◆ What is expected ◆
Tally the lines in the records underneath that contain the string "efficient", and state the figure by itself.

◆ Source data ◆

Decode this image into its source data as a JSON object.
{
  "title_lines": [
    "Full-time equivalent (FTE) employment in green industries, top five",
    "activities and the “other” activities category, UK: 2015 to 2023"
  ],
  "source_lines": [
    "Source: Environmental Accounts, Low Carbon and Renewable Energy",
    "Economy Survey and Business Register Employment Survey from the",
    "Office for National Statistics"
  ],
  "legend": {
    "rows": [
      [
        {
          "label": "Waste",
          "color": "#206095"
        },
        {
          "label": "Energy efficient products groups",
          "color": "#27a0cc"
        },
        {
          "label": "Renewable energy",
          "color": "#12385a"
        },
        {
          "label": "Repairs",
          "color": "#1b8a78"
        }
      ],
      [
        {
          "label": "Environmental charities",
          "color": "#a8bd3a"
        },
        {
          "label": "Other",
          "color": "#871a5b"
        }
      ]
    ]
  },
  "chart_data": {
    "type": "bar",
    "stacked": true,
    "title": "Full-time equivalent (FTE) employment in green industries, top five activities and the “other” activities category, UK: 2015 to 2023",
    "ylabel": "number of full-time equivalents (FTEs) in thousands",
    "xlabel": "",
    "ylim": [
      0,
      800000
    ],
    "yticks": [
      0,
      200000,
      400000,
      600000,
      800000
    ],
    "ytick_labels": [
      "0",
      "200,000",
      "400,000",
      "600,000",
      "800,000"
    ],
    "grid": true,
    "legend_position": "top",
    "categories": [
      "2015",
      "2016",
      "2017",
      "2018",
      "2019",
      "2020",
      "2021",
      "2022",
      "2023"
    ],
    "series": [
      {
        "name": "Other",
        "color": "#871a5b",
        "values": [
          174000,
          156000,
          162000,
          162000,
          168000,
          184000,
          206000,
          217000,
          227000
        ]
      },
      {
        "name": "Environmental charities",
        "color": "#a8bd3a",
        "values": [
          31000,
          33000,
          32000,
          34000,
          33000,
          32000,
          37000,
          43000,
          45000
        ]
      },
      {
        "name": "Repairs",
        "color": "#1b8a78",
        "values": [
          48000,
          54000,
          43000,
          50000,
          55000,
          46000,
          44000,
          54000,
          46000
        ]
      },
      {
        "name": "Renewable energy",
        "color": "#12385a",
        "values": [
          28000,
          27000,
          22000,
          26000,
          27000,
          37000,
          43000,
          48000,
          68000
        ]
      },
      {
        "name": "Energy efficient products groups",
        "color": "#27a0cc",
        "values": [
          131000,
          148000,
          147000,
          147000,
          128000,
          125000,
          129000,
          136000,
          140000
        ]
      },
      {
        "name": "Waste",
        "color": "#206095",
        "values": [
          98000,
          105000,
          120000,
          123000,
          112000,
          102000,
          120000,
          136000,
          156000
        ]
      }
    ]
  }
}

◆ The reply ◆
2